[Chart and figure data]
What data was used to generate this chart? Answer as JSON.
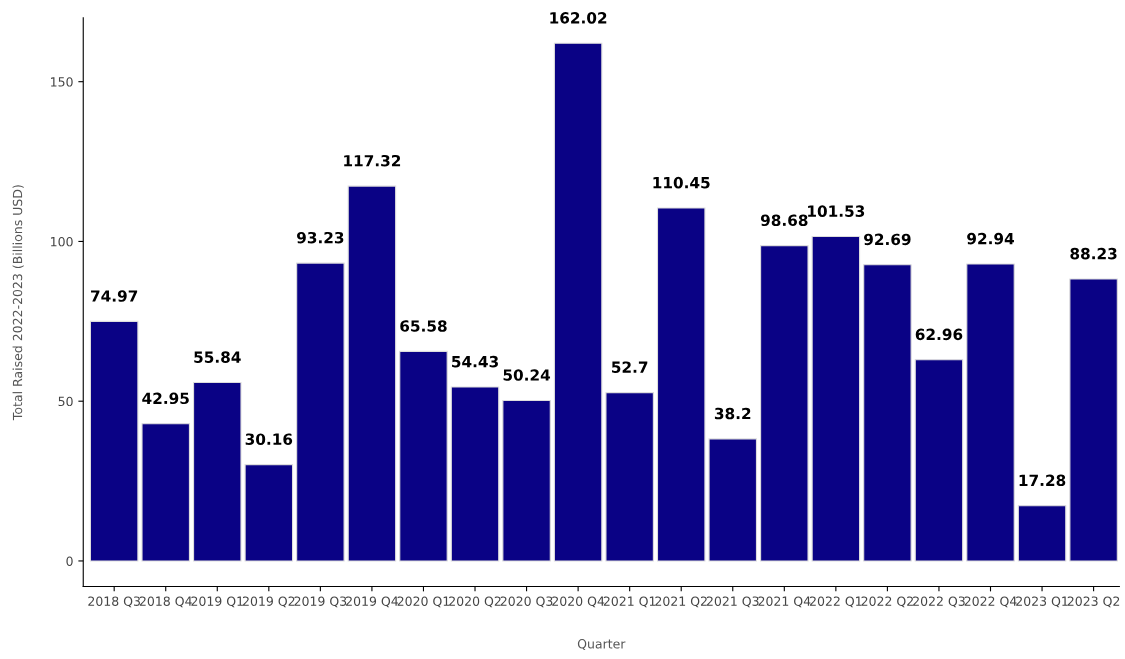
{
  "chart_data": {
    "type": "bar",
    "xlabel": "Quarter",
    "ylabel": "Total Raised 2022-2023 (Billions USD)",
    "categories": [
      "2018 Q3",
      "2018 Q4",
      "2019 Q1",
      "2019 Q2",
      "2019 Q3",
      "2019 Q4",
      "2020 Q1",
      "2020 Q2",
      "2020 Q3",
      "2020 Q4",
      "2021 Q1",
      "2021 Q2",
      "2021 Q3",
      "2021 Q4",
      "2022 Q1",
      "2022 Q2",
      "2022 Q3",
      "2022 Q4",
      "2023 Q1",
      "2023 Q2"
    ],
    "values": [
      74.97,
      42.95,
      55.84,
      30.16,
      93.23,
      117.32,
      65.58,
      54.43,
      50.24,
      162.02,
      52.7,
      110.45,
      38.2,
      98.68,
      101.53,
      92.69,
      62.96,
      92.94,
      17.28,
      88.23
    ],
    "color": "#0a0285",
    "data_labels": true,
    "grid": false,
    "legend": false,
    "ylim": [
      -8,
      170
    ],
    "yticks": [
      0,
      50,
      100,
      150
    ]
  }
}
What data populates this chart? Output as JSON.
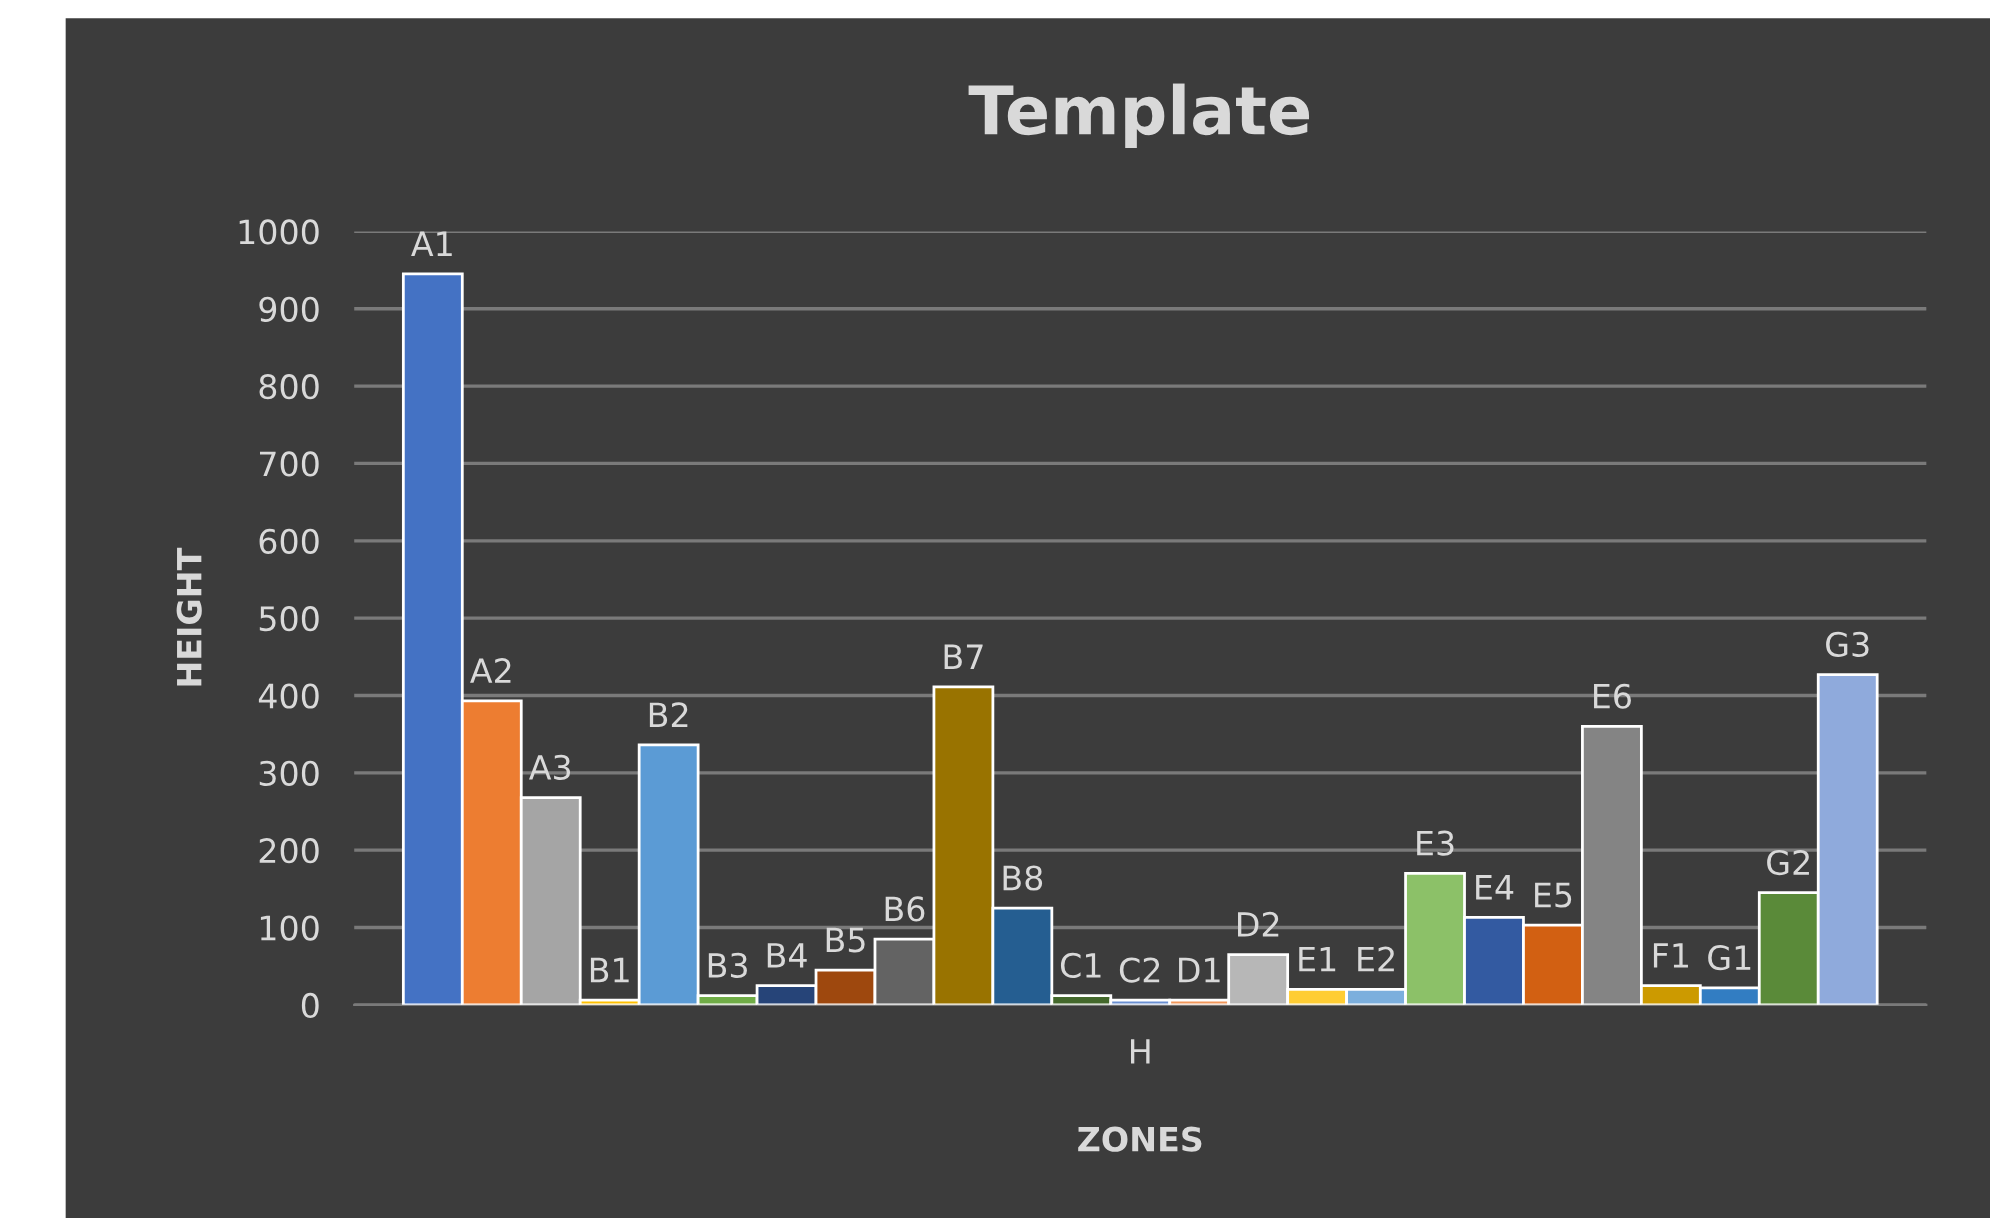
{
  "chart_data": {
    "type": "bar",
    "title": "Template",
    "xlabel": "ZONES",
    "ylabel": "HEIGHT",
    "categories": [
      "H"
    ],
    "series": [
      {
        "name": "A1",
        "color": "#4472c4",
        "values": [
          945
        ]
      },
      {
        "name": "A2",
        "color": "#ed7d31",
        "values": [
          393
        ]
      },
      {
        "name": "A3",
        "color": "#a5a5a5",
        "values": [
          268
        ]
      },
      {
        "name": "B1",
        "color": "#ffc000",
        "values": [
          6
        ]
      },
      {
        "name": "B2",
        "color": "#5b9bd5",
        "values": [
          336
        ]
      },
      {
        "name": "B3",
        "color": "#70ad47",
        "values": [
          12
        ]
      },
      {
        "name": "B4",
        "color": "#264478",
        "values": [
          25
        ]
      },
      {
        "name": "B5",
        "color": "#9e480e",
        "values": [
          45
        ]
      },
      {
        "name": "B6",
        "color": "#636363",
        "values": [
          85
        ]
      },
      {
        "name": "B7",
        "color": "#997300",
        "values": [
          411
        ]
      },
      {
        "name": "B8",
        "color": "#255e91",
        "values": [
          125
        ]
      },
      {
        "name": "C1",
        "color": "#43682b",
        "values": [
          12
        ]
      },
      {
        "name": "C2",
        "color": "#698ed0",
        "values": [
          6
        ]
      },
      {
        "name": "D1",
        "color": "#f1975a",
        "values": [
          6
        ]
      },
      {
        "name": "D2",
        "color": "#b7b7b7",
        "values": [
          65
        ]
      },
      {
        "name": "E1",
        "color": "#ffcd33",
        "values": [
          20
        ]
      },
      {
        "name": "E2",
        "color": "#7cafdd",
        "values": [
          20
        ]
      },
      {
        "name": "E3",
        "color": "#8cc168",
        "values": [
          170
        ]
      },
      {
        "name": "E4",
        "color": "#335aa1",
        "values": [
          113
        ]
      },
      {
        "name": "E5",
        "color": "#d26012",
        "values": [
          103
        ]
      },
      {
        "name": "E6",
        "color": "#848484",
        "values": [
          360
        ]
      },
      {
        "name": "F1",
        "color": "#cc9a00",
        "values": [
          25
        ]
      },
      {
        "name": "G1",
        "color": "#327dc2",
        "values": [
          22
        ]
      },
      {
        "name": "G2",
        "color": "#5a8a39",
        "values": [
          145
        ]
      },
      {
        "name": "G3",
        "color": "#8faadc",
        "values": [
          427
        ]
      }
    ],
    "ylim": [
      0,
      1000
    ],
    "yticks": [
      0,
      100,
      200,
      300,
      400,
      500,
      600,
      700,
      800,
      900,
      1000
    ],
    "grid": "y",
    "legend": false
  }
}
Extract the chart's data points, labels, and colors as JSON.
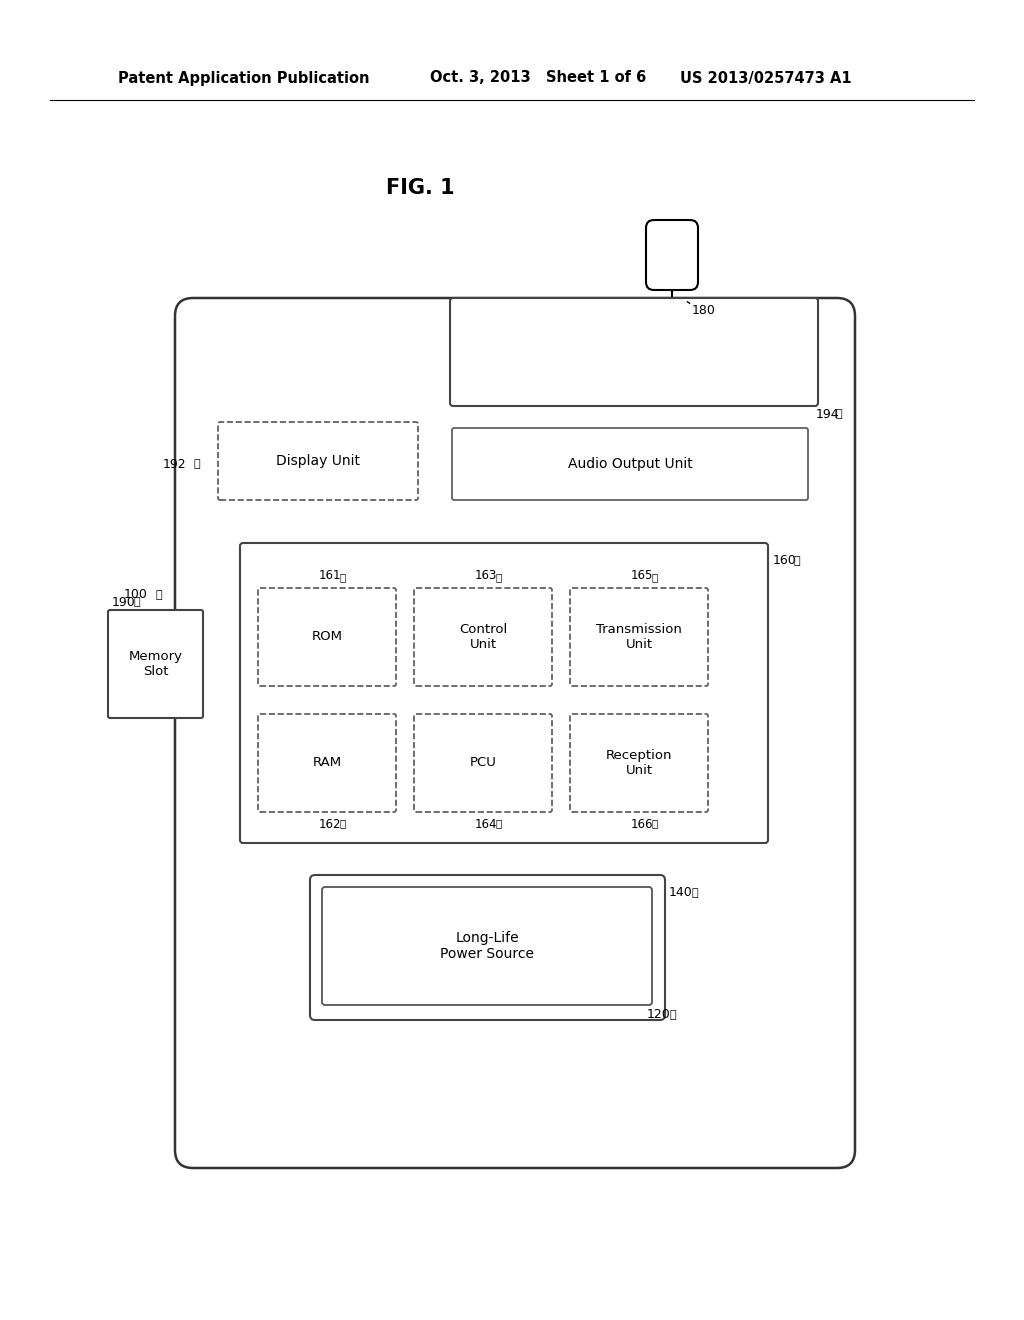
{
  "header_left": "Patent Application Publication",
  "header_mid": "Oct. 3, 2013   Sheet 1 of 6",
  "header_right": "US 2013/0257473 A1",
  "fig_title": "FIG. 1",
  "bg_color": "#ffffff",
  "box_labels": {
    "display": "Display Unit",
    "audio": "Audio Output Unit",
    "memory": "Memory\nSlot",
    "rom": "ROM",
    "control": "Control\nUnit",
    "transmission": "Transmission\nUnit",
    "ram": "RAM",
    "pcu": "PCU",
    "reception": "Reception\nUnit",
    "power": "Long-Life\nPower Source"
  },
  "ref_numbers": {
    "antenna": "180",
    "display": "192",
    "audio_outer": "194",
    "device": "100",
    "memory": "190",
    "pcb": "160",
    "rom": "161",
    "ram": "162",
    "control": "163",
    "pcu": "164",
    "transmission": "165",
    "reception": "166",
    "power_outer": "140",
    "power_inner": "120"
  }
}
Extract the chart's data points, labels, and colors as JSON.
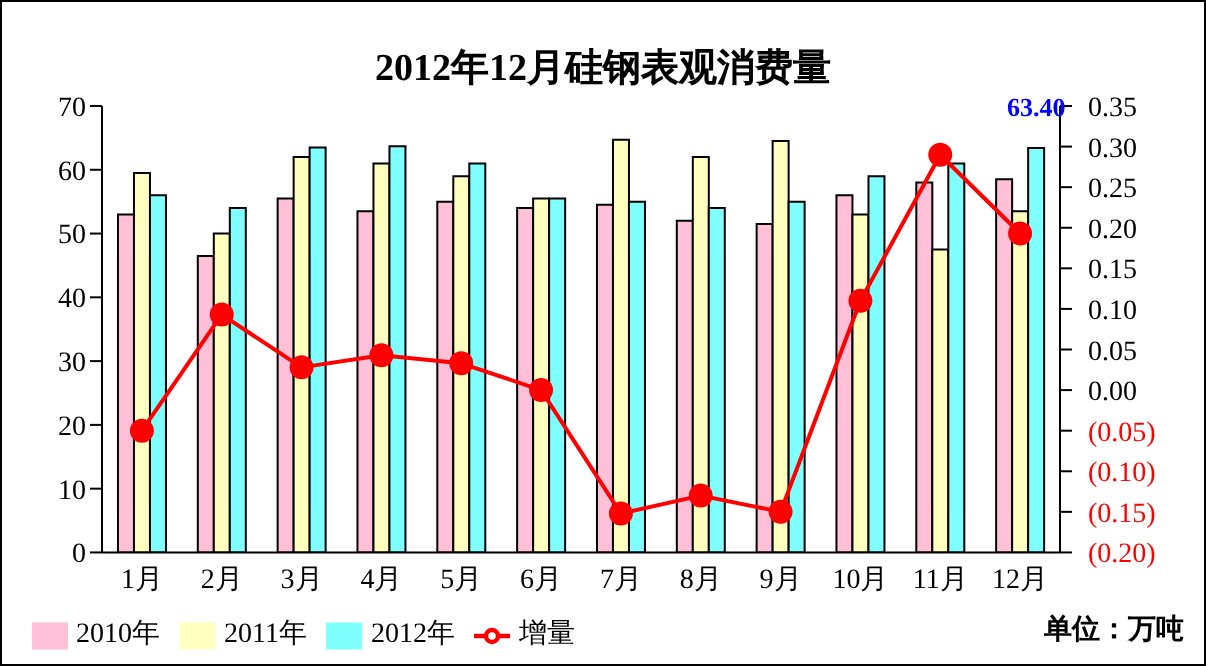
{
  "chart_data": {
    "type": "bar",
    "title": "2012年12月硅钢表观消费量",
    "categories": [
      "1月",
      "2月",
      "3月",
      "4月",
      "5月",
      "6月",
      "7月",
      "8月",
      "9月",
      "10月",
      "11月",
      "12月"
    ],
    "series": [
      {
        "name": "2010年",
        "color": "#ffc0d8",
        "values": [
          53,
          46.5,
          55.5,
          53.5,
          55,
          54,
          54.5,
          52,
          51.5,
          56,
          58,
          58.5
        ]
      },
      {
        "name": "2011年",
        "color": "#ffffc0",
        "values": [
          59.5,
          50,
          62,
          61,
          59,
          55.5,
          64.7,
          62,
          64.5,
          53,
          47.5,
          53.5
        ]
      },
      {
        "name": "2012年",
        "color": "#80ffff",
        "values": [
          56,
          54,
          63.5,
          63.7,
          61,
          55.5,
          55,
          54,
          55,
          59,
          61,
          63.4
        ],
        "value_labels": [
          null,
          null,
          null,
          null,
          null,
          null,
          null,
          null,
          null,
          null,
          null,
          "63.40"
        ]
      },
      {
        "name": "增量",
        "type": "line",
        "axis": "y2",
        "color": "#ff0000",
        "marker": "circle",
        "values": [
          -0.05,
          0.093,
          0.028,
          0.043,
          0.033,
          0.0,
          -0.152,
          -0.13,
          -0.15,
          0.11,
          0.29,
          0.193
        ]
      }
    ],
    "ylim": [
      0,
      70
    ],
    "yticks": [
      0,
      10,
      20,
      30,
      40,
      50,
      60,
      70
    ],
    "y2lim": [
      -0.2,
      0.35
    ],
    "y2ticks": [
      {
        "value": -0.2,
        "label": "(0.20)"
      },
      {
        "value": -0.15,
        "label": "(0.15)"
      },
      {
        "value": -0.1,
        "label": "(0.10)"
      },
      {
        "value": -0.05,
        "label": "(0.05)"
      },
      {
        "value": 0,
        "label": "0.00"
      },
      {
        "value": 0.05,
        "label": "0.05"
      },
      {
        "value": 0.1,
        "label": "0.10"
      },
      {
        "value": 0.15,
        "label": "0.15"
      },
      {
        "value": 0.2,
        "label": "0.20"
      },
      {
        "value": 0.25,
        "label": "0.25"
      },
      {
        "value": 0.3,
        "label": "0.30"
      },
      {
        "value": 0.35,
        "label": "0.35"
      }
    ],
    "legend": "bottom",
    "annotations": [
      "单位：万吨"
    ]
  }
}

● GIVEN EXERCISE:
Reproduce each entry precisely, dropping only the pictures.

● RESULT:
What data was used to generate this chart? Answer as JSON.
{
  "chart_data": {
    "type": "bar",
    "xlabel": "Quarter",
    "ylabel": "Total Raised 2022-2023 (Billions USD)",
    "categories": [
      "2018 Q3",
      "2018 Q4",
      "2019 Q1",
      "2019 Q2",
      "2019 Q3",
      "2019 Q4",
      "2020 Q1",
      "2020 Q2",
      "2020 Q3",
      "2020 Q4",
      "2021 Q1",
      "2021 Q2",
      "2021 Q3",
      "2021 Q4",
      "2022 Q1",
      "2022 Q2",
      "2022 Q3",
      "2022 Q4",
      "2023 Q1",
      "2023 Q2"
    ],
    "values": [
      74.97,
      42.95,
      55.84,
      30.16,
      93.23,
      117.32,
      65.58,
      54.43,
      50.24,
      162.02,
      52.7,
      110.45,
      38.2,
      98.68,
      101.53,
      92.69,
      62.96,
      92.94,
      17.28,
      88.23
    ],
    "color": "#0a0285",
    "data_labels": true,
    "grid": false,
    "legend": false,
    "ylim": [
      -8,
      170
    ],
    "yticks": [
      0,
      50,
      100,
      150
    ]
  }
}
What data populates this chart? Output as JSON.
{
  "chart_data": {
    "type": "bar",
    "title": "Template",
    "xlabel": "ZONES",
    "ylabel": "HEIGHT",
    "categories": [
      "H"
    ],
    "series": [
      {
        "name": "A1",
        "color": "#4472c4",
        "values": [
          945
        ]
      },
      {
        "name": "A2",
        "color": "#ed7d31",
        "values": [
          393
        ]
      },
      {
        "name": "A3",
        "color": "#a5a5a5",
        "values": [
          268
        ]
      },
      {
        "name": "B1",
        "color": "#ffc000",
        "values": [
          6
        ]
      },
      {
        "name": "B2",
        "color": "#5b9bd5",
        "values": [
          336
        ]
      },
      {
        "name": "B3",
        "color": "#70ad47",
        "values": [
          12
        ]
      },
      {
        "name": "B4",
        "color": "#264478",
        "values": [
          25
        ]
      },
      {
        "name": "B5",
        "color": "#9e480e",
        "values": [
          45
        ]
      },
      {
        "name": "B6",
        "color": "#636363",
        "values": [
          85
        ]
      },
      {
        "name": "B7",
        "color": "#997300",
        "values": [
          411
        ]
      },
      {
        "name": "B8",
        "color": "#255e91",
        "values": [
          125
        ]
      },
      {
        "name": "C1",
        "color": "#43682b",
        "values": [
          12
        ]
      },
      {
        "name": "C2",
        "color": "#698ed0",
        "values": [
          6
        ]
      },
      {
        "name": "D1",
        "color": "#f1975a",
        "values": [
          6
        ]
      },
      {
        "name": "D2",
        "color": "#b7b7b7",
        "values": [
          65
        ]
      },
      {
        "name": "E1",
        "color": "#ffcd33",
        "values": [
          20
        ]
      },
      {
        "name": "E2",
        "color": "#7cafdd",
        "values": [
          20
        ]
      },
      {
        "name": "E3",
        "color": "#8cc168",
        "values": [
          170
        ]
      },
      {
        "name": "E4",
        "color": "#335aa1",
        "values": [
          113
        ]
      },
      {
        "name": "E5",
        "color": "#d26012",
        "values": [
          103
        ]
      },
      {
        "name": "E6",
        "color": "#848484",
        "values": [
          360
        ]
      },
      {
        "name": "F1",
        "color": "#cc9a00",
        "values": [
          25
        ]
      },
      {
        "name": "G1",
        "color": "#327dc2",
        "values": [
          22
        ]
      },
      {
        "name": "G2",
        "color": "#5a8a39",
        "values": [
          145
        ]
      },
      {
        "name": "G3",
        "color": "#8faadc",
        "values": [
          427
        ]
      }
    ],
    "ylim": [
      0,
      1000
    ],
    "yticks": [
      0,
      100,
      200,
      300,
      400,
      500,
      600,
      700,
      800,
      900,
      1000
    ],
    "grid": "y",
    "legend": false
  }
}
Extract the chart's data points, labels, and colors as JSON.
{
  "header_left": "Patent Application Publication",
  "header_mid": "Oct. 3, 2013   Sheet 1 of 6",
  "header_right": "US 2013/0257473 A1",
  "fig_title": "FIG. 1",
  "bg_color": "#ffffff",
  "box_labels": {
    "display": "Display Unit",
    "audio": "Audio Output Unit",
    "memory": "Memory\nSlot",
    "rom": "ROM",
    "control": "Control\nUnit",
    "transmission": "Transmission\nUnit",
    "ram": "RAM",
    "pcu": "PCU",
    "reception": "Reception\nUnit",
    "power": "Long-Life\nPower Source"
  },
  "ref_numbers": {
    "antenna": "180",
    "display": "192",
    "audio_outer": "194",
    "device": "100",
    "memory": "190",
    "pcb": "160",
    "rom": "161",
    "ram": "162",
    "control": "163",
    "pcu": "164",
    "transmission": "165",
    "reception": "166",
    "power_outer": "140",
    "power_inner": "120"
  }
}
Extract the chart's data points, labels, and colors as JSON.
{
  "chart_data": {
    "type": "bar",
    "title": "2012年12月硅钢表观消费量",
    "categories": [
      "1月",
      "2月",
      "3月",
      "4月",
      "5月",
      "6月",
      "7月",
      "8月",
      "9月",
      "10月",
      "11月",
      "12月"
    ],
    "series": [
      {
        "name": "2010年",
        "color": "#ffc0d8",
        "values": [
          53,
          46.5,
          55.5,
          53.5,
          55,
          54,
          54.5,
          52,
          51.5,
          56,
          58,
          58.5
        ]
      },
      {
        "name": "2011年",
        "color": "#ffffc0",
        "values": [
          59.5,
          50,
          62,
          61,
          59,
          55.5,
          64.7,
          62,
          64.5,
          53,
          47.5,
          53.5
        ]
      },
      {
        "name": "2012年",
        "color": "#80ffff",
        "values": [
          56,
          54,
          63.5,
          63.7,
          61,
          55.5,
          55,
          54,
          55,
          59,
          61,
          63.4
        ],
        "value_labels": [
          null,
          null,
          null,
          null,
          null,
          null,
          null,
          null,
          null,
          null,
          null,
          "63.40"
        ]
      },
      {
        "name": "增量",
        "type": "line",
        "axis": "y2",
        "color": "#ff0000",
        "marker": "circle",
        "values": [
          -0.05,
          0.093,
          0.028,
          0.043,
          0.033,
          0.0,
          -0.152,
          -0.13,
          -0.15,
          0.11,
          0.29,
          0.193
        ]
      }
    ],
    "ylim": [
      0,
      70
    ],
    "yticks": [
      0,
      10,
      20,
      30,
      40,
      50,
      60,
      70
    ],
    "y2lim": [
      -0.2,
      0.35
    ],
    "y2ticks": [
      {
        "value": -0.2,
        "label": "(0.20)"
      },
      {
        "value": -0.15,
        "label": "(0.15)"
      },
      {
        "value": -0.1,
        "label": "(0.10)"
      },
      {
        "value": -0.05,
        "label": "(0.05)"
      },
      {
        "value": 0,
        "label": "0.00"
      },
      {
        "value": 0.05,
        "label": "0.05"
      },
      {
        "value": 0.1,
        "label": "0.10"
      },
      {
        "value": 0.15,
        "label": "0.15"
      },
      {
        "value": 0.2,
        "label": "0.20"
      },
      {
        "value": 0.25,
        "label": "0.25"
      },
      {
        "value": 0.3,
        "label": "0.30"
      },
      {
        "value": 0.35,
        "label": "0.35"
      }
    ],
    "legend": "bottom",
    "annotations": [
      "单位：万吨"
    ]
  }
}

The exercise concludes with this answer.